→ **Document passage**

One example is like this: say, your competitor X ranks 1st on the keywords “blog content writers” and it links to their sales page. You, on the other side, ranks 3rd for the same keywords but yours link to your homepage. Notice any difference? Yes, X links directly to their sales page. It may not always mean that your competitor is better, but it just shows that there is a difference in your strategies. This may help you if you try to apply their strategy to your business. You can also check whether their meta description and title tag directly includes the keywords, which can mean something for search engines.
Remember that the content is important as search engine crawlers index and show in the search results. From the content, search engines will know which keywords you are aiming at and display your links accordingly. However, other parts of your contents like the title tags and meta description also affect the rankings, albeit indirectly. Why indirectly? Because they first affect the behavior of the users — bounce rate and CTR, which in turn affects the ranking.
Look at how your competitors mix and match their data and then compare them to your strategy. See where you have an advantage and where you are missing points. Adjust your strategy from these and you will have a greater advantage over them.
So, how do you do it?
There are many analytical tools available online for this purpose. Most of them are premium tools that you should purchase in order to get the full functions. For example, Alexa offers competitors keyword matrix and competitor backlink checker tools.
These tools will help to easily compare your competitors’ SERP links and yours. You can also simply check rankings on Google, Yahoo, and Bing or use tools like Semrush.
2. Check Your Competitor’s Content
Second on our list is about content, yes, content. Many would say that content is king, and there are reasons to believe so. The more great content your website or blog has, the more eyes will be tempted to visit and become loyal users and readers.
By checking your competitions’ content, you can generate content ideas and see what they lack and turn it to your favor. You can also see which keywords they opt for and repackage it with your own contents. Remember that there are other content besides texts that people love — infographics, videos, podcasts, eBooks, whitepapers, polls, news, forums, case studies, and much more.
This can greatly help you, but note that you are trying to fill the gaps that your competitors missed. It’s not about copying their work at all, it’s about being that filler with your own great content.
3. Guard Backlinks
Third on our list is about knowing and reaching out to those people who backlink to your competitors. Let’s face it: backlinks are much needed if you want to leverage the influence and visibility of others. When someone backlink to your content, it may or may not produce results. But when someone great and well-known backlink to your site or content, it will produce results.
Once you know where your competitors’ backlinks come from, you can grasp the idea about their marketing strategy. You can start talking and engaging with the same people who back linked to your competitor and persuade them to backlink to yours, too. It will snowball from there. To do so, you can also use Alexa or Semrush to check where your competitors get their backlinks from. You will also know whether it is worth to pursue those who backlink to them by checking their quality scores.

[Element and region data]
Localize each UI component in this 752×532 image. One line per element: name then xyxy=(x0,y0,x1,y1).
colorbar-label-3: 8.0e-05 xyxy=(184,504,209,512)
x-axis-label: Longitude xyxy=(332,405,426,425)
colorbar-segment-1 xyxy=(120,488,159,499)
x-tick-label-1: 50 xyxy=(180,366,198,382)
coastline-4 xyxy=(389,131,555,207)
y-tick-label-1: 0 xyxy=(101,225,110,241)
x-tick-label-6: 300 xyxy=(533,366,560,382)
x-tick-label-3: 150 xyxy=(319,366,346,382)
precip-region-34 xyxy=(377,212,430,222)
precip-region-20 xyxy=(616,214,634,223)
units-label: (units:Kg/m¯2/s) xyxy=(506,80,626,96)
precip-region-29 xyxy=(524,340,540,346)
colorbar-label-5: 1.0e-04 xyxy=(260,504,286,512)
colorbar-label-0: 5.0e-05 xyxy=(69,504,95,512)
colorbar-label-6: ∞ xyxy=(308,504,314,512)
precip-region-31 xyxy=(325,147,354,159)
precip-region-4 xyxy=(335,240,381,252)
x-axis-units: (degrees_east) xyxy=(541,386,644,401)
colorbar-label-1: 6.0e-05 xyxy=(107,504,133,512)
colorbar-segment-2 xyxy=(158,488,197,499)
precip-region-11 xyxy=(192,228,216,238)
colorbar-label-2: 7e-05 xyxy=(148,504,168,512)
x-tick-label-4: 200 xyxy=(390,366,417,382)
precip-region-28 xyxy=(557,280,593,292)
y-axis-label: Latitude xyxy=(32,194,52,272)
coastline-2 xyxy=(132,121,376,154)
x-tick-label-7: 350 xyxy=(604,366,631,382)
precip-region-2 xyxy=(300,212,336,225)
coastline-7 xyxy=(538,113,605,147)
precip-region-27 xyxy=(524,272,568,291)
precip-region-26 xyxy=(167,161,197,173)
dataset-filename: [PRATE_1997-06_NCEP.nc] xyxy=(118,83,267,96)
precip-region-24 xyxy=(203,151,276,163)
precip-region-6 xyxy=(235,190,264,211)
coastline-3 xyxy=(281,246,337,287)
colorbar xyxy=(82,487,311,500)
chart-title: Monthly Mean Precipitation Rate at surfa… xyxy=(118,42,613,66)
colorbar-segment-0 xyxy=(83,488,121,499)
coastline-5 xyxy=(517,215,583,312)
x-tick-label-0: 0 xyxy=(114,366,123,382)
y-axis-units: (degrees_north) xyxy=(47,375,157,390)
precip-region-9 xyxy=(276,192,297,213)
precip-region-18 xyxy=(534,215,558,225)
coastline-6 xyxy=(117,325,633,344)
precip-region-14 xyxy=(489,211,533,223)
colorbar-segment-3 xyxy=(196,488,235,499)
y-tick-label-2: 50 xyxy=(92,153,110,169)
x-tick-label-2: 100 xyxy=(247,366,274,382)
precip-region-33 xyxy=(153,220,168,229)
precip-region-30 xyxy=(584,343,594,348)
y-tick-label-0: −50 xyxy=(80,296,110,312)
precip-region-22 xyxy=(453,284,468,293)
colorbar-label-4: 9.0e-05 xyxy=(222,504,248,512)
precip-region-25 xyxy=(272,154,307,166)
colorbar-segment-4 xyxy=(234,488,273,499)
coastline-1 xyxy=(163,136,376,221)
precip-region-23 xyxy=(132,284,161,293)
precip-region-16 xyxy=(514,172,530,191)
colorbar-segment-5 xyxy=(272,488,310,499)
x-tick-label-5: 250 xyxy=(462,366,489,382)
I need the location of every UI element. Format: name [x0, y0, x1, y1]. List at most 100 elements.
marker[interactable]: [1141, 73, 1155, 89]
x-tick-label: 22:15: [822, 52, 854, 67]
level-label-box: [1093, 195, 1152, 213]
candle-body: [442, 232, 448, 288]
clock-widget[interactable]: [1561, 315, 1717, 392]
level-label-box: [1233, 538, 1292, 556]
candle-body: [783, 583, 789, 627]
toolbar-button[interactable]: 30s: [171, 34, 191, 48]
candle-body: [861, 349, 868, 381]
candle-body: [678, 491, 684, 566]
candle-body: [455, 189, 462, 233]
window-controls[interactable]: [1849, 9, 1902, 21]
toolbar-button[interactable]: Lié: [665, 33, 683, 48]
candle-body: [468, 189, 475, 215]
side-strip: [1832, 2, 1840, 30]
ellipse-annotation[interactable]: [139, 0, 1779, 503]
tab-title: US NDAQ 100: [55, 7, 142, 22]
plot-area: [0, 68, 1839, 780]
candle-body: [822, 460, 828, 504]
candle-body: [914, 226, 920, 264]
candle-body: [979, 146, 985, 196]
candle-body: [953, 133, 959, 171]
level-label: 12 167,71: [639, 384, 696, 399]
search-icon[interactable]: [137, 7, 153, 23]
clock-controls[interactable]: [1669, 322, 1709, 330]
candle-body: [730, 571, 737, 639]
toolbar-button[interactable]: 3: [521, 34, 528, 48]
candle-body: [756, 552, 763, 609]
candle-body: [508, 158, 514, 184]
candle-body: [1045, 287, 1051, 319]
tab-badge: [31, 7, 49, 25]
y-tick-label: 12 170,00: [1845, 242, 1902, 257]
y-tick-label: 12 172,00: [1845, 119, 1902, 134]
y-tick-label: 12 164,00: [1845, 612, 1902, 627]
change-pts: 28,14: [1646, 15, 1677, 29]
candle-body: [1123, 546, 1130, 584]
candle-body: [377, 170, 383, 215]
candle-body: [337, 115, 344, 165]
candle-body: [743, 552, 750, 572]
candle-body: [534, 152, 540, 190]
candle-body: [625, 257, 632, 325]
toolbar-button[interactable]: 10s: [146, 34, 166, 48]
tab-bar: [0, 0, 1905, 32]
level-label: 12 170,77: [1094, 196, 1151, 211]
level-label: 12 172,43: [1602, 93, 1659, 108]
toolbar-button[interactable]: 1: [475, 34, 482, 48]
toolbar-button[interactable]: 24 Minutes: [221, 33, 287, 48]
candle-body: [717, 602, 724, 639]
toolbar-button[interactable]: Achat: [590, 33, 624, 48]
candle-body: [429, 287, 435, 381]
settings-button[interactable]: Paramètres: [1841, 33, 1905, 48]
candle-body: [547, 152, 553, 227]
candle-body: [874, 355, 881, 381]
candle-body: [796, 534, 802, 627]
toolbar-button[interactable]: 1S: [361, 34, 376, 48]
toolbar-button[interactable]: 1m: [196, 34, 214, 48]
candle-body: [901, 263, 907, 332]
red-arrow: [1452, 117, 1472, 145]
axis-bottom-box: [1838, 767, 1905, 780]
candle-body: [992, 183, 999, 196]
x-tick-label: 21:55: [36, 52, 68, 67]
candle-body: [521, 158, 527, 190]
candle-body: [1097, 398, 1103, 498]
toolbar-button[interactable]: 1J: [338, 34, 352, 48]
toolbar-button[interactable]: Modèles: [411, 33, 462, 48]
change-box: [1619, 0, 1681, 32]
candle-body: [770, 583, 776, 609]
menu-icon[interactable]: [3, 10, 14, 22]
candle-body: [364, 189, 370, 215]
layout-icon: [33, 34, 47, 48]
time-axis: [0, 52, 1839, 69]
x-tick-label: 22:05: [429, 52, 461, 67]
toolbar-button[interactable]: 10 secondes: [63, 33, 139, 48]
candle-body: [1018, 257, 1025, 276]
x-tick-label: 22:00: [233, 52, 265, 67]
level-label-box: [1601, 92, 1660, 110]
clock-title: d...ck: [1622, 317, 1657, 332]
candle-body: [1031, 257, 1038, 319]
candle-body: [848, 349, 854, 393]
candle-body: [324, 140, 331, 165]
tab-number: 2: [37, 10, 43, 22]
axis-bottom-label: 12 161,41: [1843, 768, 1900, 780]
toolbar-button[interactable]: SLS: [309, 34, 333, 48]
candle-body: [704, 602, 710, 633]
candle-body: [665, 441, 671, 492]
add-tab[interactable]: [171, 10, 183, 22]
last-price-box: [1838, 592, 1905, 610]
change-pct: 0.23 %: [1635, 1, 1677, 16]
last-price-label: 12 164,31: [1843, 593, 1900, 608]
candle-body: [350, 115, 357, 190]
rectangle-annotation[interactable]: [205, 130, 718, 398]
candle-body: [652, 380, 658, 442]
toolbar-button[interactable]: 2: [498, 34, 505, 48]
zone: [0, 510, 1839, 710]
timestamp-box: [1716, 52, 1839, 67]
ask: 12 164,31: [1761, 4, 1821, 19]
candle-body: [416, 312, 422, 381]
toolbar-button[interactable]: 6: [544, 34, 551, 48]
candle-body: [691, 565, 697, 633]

→ **Task instructions**
Condense the paragraph of the competitor-analysis article that begins "Once you know where your competitors' backlinks come from" into a short bulleted list that keeps its main facts. The listing has no connection to the article.

→ **Solved exercise**
- Knowing where competitors' backlinks come from shows you their marketing strategy.
- You can engage the same people who linked to your competitor and persuade them to link to you too, and it will snowball from there.
- Alexa or Semrush can show where competitors get their backlinks.
- Checking the quality scores of those linking sites tells you whether they are worth pursuing.